EXERCISE OBJECTIVE:
Check each line of the listing for the string "bold", then state how many lines have it. Only the number is wanted.

TASK INPUTS:
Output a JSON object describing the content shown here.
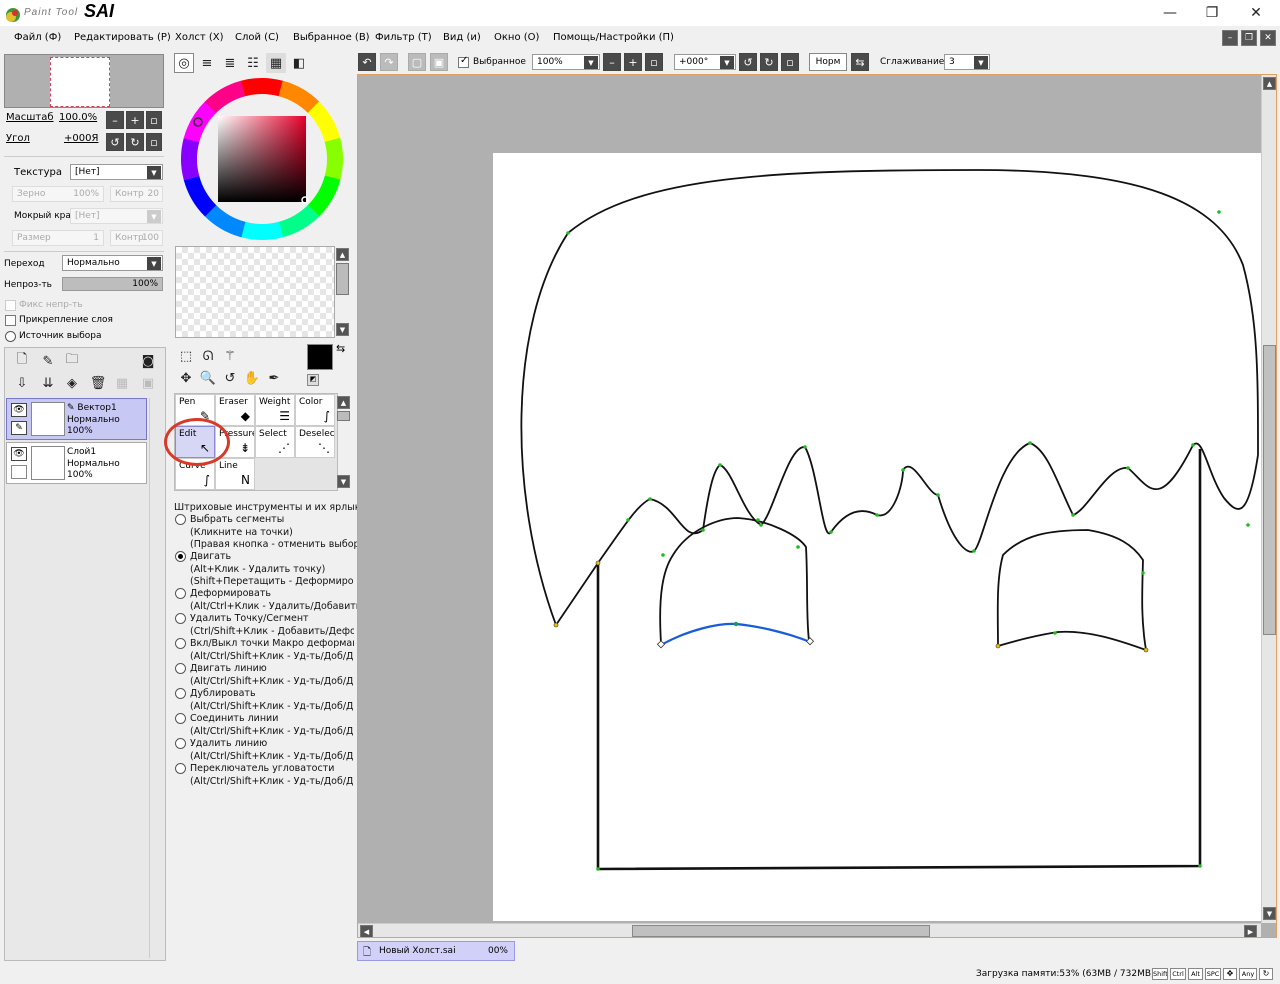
{
  "app": {
    "logo_small": "Paint Tool",
    "logo_big": "SAI"
  },
  "window_controls": {
    "minimize": "—",
    "maximize": "❐",
    "close": "✕"
  },
  "menu": [
    "Файл (Ф)",
    "Редактировать (Р)",
    "Холст (Х)",
    "Слой (С)",
    "Выбранное (В)",
    "Фильтр (Т)",
    "Вид (и)",
    "Окно (О)",
    "Помощь/Настройки (П)"
  ],
  "navigator": {
    "zoom_label": "Масштаб",
    "zoom_value": "100.0%",
    "angle_label": "Угол",
    "angle_value": "+000Я"
  },
  "brush_settings": {
    "texture_label": "Текстура",
    "texture_value": "[Нет]",
    "grain_label": "Зерно",
    "grain_value": "100%",
    "contrast_label": "Контр",
    "contrast_value": "20",
    "wet_edge_label": "Мокрый край",
    "wet_edge_value": "[Нет]",
    "size_label": "Размер",
    "size_value": "1",
    "contrast2_label": "Контр",
    "contrast2_value": "100"
  },
  "layer_props": {
    "blend_label": "Переход",
    "blend_value": "Нормально",
    "opacity_label": "Непроз-ть",
    "opacity_value": "100%",
    "fix_opacity_label": "Фикс непр-ть",
    "clip_label": "Прикрепление слоя",
    "sel_source_label": "Источник выбора"
  },
  "layers": [
    {
      "name": "Вектор1",
      "mode": "Нормально",
      "opacity": "100%",
      "selected": true
    },
    {
      "name": "Слой1",
      "mode": "Нормально",
      "opacity": "100%",
      "selected": false
    }
  ],
  "tools": [
    {
      "label": "Pen",
      "icon": "✎"
    },
    {
      "label": "Eraser",
      "icon": "◆"
    },
    {
      "label": "Weight",
      "icon": "☰"
    },
    {
      "label": "Color",
      "icon": "∫"
    },
    {
      "label": "Edit",
      "icon": "↖",
      "selected": true
    },
    {
      "label": "Pressure",
      "icon": "⇟"
    },
    {
      "label": "Select",
      "icon": "⋰"
    },
    {
      "label": "Deselect",
      "icon": "⋱"
    },
    {
      "label": "Curve",
      "icon": "∫"
    },
    {
      "label": "Line",
      "icon": "N"
    }
  ],
  "edit_options": {
    "title": "Штриховые инструменты и их ярлыки",
    "items": [
      {
        "label": "Выбрать сегменты",
        "hints": [
          "(Кликните на точки)",
          "(Правая кнопка - отменить выбор)"
        ],
        "checked": false
      },
      {
        "label": "Двигать",
        "hints": [
          "(Alt+Клик - Удалить точку)",
          "(Shift+Перетащить - Деформировать)"
        ],
        "checked": true
      },
      {
        "label": "Деформировать",
        "hints": [
          "(Alt/Ctrl+Клик - Удалить/Добавить)"
        ],
        "checked": false
      },
      {
        "label": "Удалить Точку/Сегмент",
        "hints": [
          "(Ctrl/Shift+Клик - Добавить/Деформировать)"
        ],
        "checked": false
      },
      {
        "label": "Вкл/Выкл точки Макро деформации",
        "hints": [
          "(Alt/Ctrl/Shift+Клик - Уд-ть/Доб/Деф-ть)"
        ],
        "checked": false
      },
      {
        "label": "Двигать линию",
        "hints": [
          "(Alt/Ctrl/Shift+Клик - Уд-ть/Доб/Деф-ть)"
        ],
        "checked": false
      },
      {
        "label": "Дублировать",
        "hints": [
          "(Alt/Ctrl/Shift+Клик - Уд-ть/Доб/Деф-ть)"
        ],
        "checked": false
      },
      {
        "label": "Соединить линии",
        "hints": [
          "(Alt/Ctrl/Shift+Клик - Уд-ть/Доб/Деф-ть)"
        ],
        "checked": false
      },
      {
        "label": "Удалить линию",
        "hints": [
          "(Alt/Ctrl/Shift+Клик - Уд-ть/Доб/Деф-ть)"
        ],
        "checked": false
      },
      {
        "label": "Переключатель угловатости",
        "hints": [
          "(Alt/Ctrl/Shift+Клик - Уд-ть/Доб/Деф-ть)"
        ],
        "checked": false
      }
    ]
  },
  "toolbar": {
    "selection_label": "Выбранное",
    "zoom_value": "100%",
    "angle_value": "+000°",
    "mode_button": "Норм",
    "smoothing_label": "Сглаживание",
    "smoothing_value": "3"
  },
  "document_tab": {
    "name": "Новый Холст.sai",
    "zoom": "00%"
  },
  "status": {
    "memory": "Загрузка памяти:53% (63MB / 732MB)",
    "keys": [
      "Shift",
      "Ctrl",
      "Alt",
      "SPC",
      "✥",
      "Any",
      "↻"
    ]
  },
  "colors": {
    "accent_select": "#c8c8f5",
    "vector_highlight": "#1a5cd8",
    "annotation_circle": "#d83a2a"
  }
}
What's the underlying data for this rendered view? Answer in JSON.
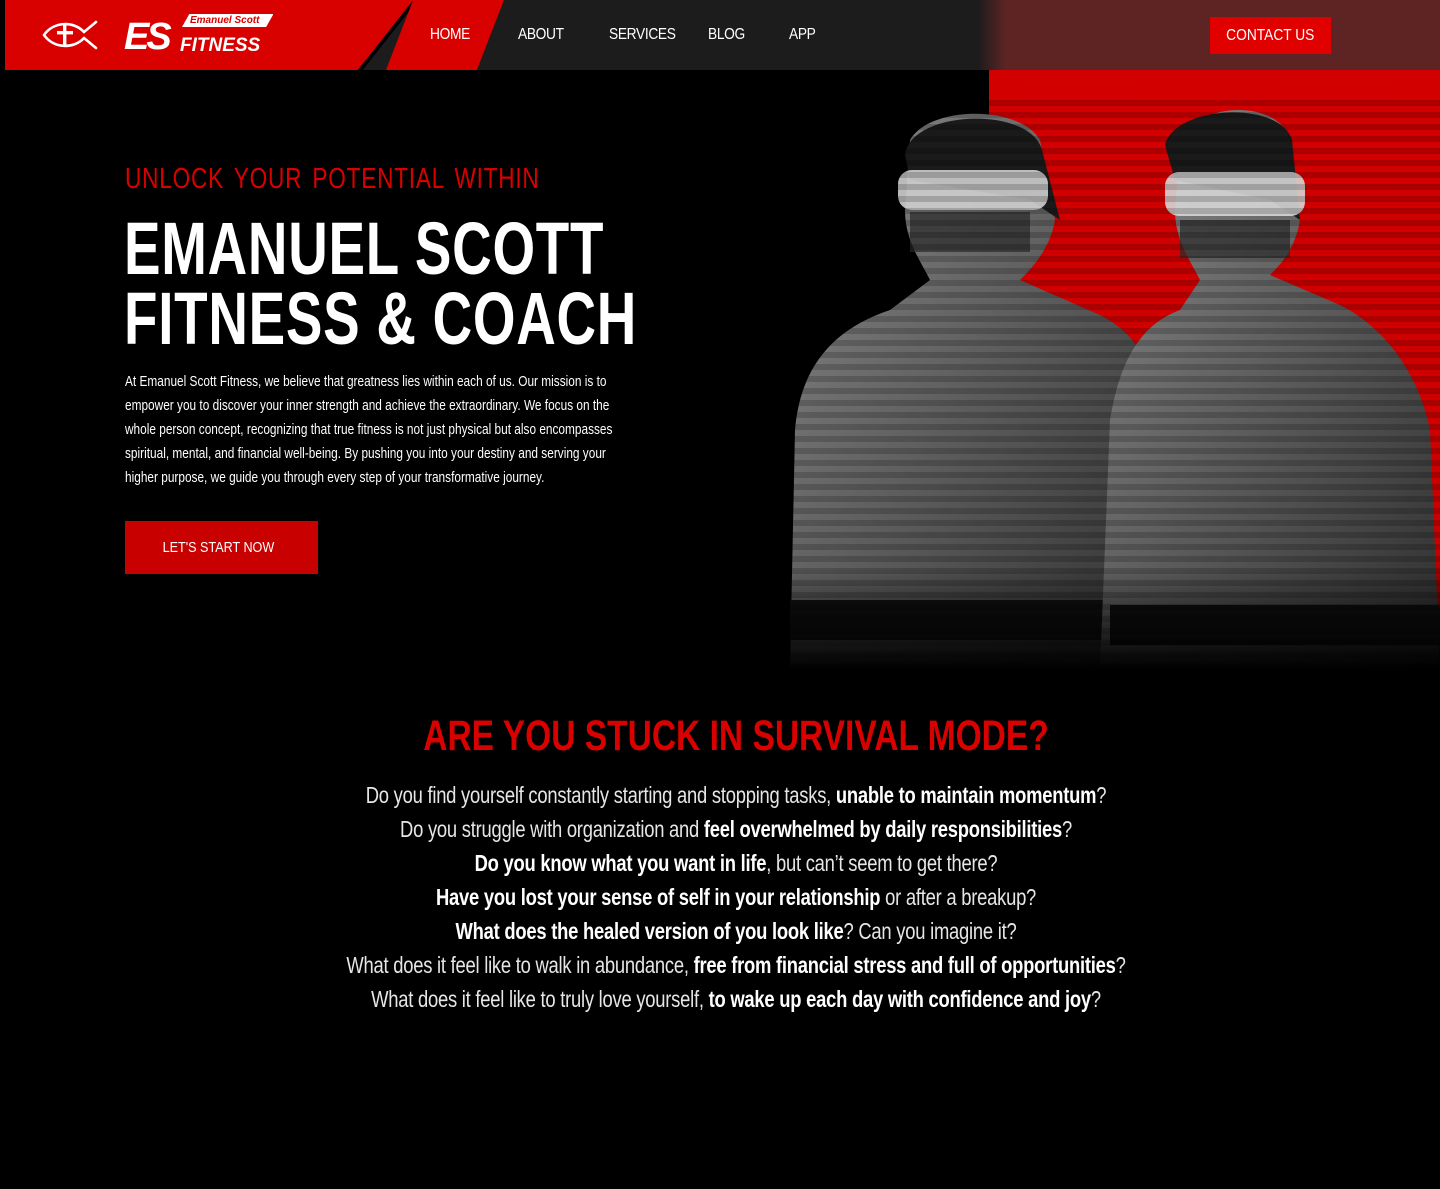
{
  "nav": {
    "brand": {
      "script": "Emanuel Scott",
      "mark": "ES",
      "word": "FITNESS"
    },
    "links": [
      "HOME",
      "ABOUT",
      "SERVICES",
      "BLOG",
      "APP"
    ],
    "contact_label": "CONTACT US"
  },
  "hero": {
    "eyebrow": "UNLOCK  YOUR  POTENTIAL  WITHIN",
    "title_line1": "EMANUEL SCOTT",
    "title_line2": "FITNESS & COACH",
    "description": "At Emanuel Scott Fitness, we believe that greatness lies within each of us. Our mission is to empower you to discover your inner strength and achieve the extraordinary. We focus on the whole person concept, recognizing that true fitness is not just physical but also encompasses spiritual, mental, and financial well-being. By pushing you into your destiny and serving your higher purpose, we guide you through every step of your transformative journey.",
    "cta_label": "LET'S START NOW"
  },
  "survival": {
    "title": "ARE YOU STUCK IN SURVIVAL MODE?",
    "questions": [
      {
        "pre": "Do you find yourself constantly starting and stopping tasks, ",
        "bold": "unable to maintain momentum",
        "post": "?"
      },
      {
        "pre": "Do you struggle with organization and ",
        "bold": "feel overwhelmed by daily responsibilities",
        "post": "?"
      },
      {
        "pre": "",
        "bold": "Do you know what you want in life",
        "post": ", but can’t seem to get there?"
      },
      {
        "pre": "",
        "bold": "Have you lost your sense of self in your relationship",
        "post": " or after a breakup?"
      },
      {
        "pre": "",
        "bold": "What does the healed version of you look like",
        "post": "? Can you imagine it?"
      },
      {
        "pre": "What does it feel like to walk in abundance, ",
        "bold": "free from financial stress and full of opportunities",
        "post": "?"
      },
      {
        "pre": "What does it feel like to truly love yourself, ",
        "bold": "to wake up each day with confidence and joy",
        "post": "?"
      }
    ]
  },
  "colors": {
    "brand_red": "#d90000",
    "nav_dark": "#1c1c1c",
    "contact_bg": "#e00000",
    "background": "#000000"
  },
  "icons": {
    "logo": "ichthys-cross-icon"
  }
}
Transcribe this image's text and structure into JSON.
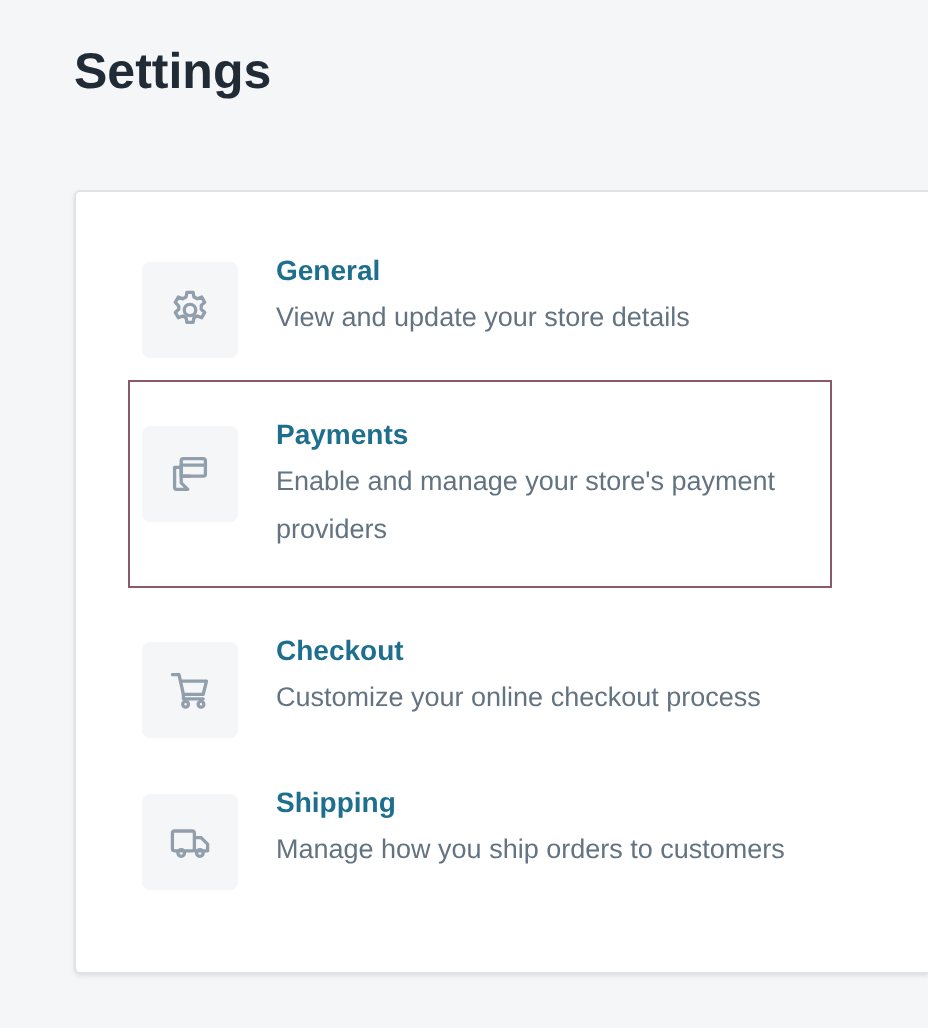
{
  "page": {
    "title": "Settings"
  },
  "items": [
    {
      "kind": "gear",
      "title": "General",
      "description": "View and update your store details",
      "selected": false
    },
    {
      "kind": "payment",
      "title": "Payments",
      "description": "Enable and manage your store's payment providers",
      "selected": true
    },
    {
      "kind": "cart",
      "title": "Checkout",
      "description": "Customize your online checkout process",
      "selected": false
    },
    {
      "kind": "truck",
      "title": "Shipping",
      "description": "Manage how you ship orders to customers",
      "selected": false
    }
  ]
}
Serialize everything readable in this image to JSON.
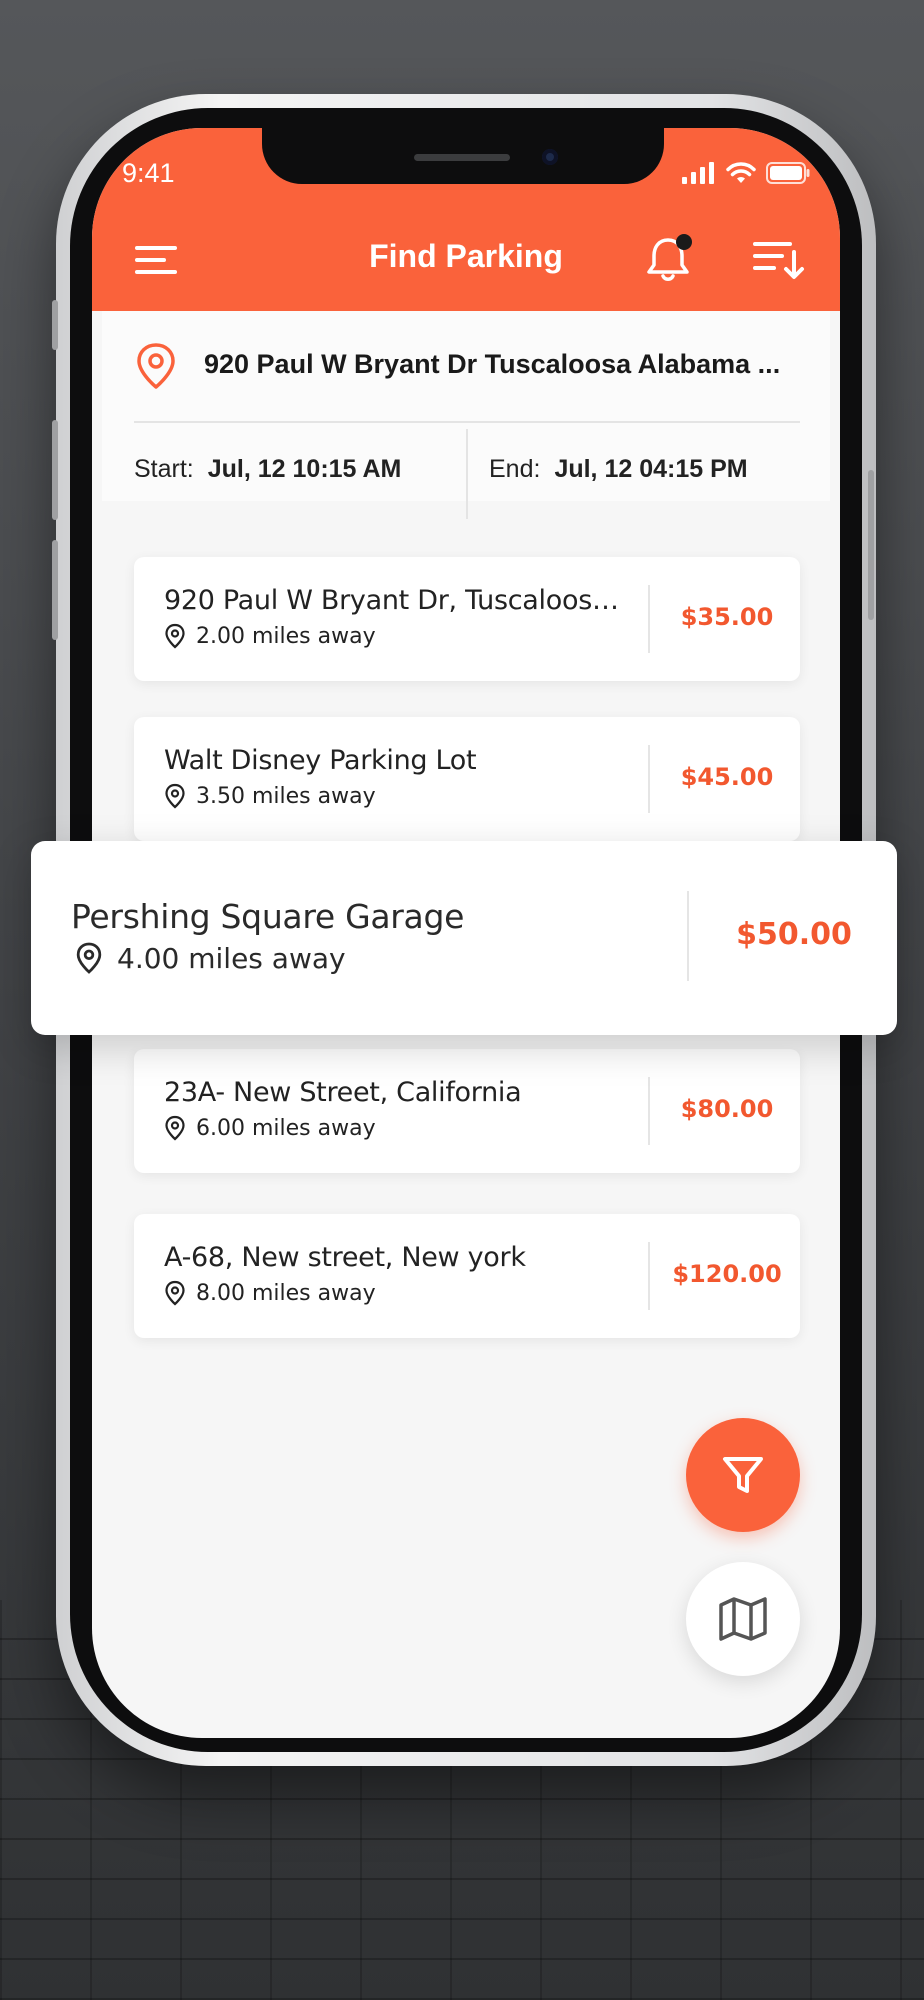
{
  "status_bar": {
    "time": "9:41"
  },
  "header": {
    "title": "Find Parking",
    "menu_icon": "hamburger-icon",
    "notification_icon": "bell-icon",
    "sort_icon": "sort-icon",
    "notification_badge": true
  },
  "search": {
    "address": "920 Paul W Bryant Dr Tuscaloosa Alabama ...",
    "start_label": "Start:",
    "start_value": "Jul, 12 10:15 AM",
    "end_label": "End:",
    "end_value": "Jul, 12 04:15 PM"
  },
  "results": [
    {
      "name": "920 Paul W Bryant Dr, Tuscaloosa, ...",
      "distance": "2.00 miles away",
      "price": "$35.00"
    },
    {
      "name": "Walt Disney Parking Lot",
      "distance": "3.50 miles away",
      "price": "$45.00"
    },
    {
      "name": "23A- New Street, California",
      "distance": "6.00 miles away",
      "price": "$80.00"
    },
    {
      "name": "A-68, New street, New york",
      "distance": "8.00 miles away",
      "price": "$120.00"
    }
  ],
  "highlighted": {
    "name": "Pershing Square Garage",
    "distance": "4.00 miles away",
    "price": "$50.00"
  },
  "fabs": {
    "filter_icon": "filter-icon",
    "map_icon": "map-icon"
  },
  "colors": {
    "accent": "#fa623b",
    "price": "#f2582f",
    "background": "#f6f6f6"
  }
}
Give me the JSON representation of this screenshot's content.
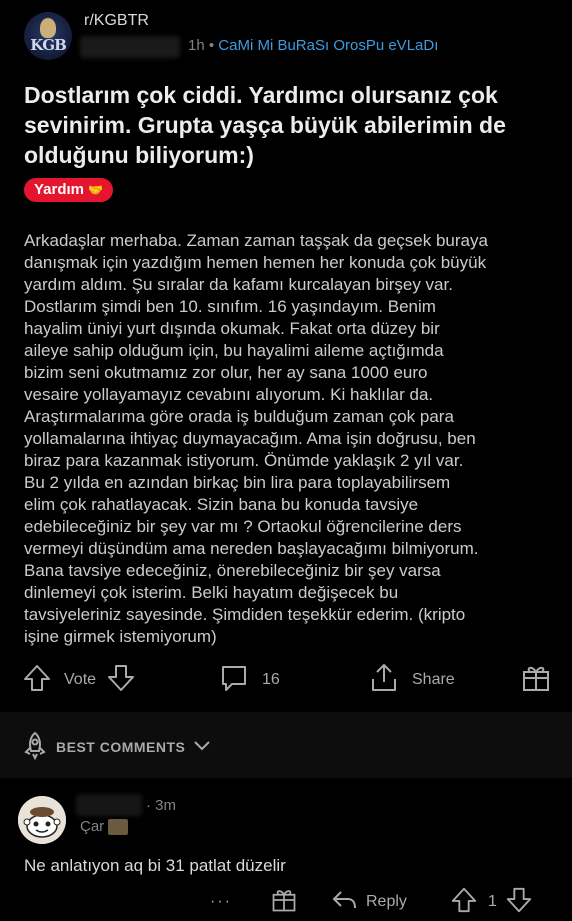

RESULT:
7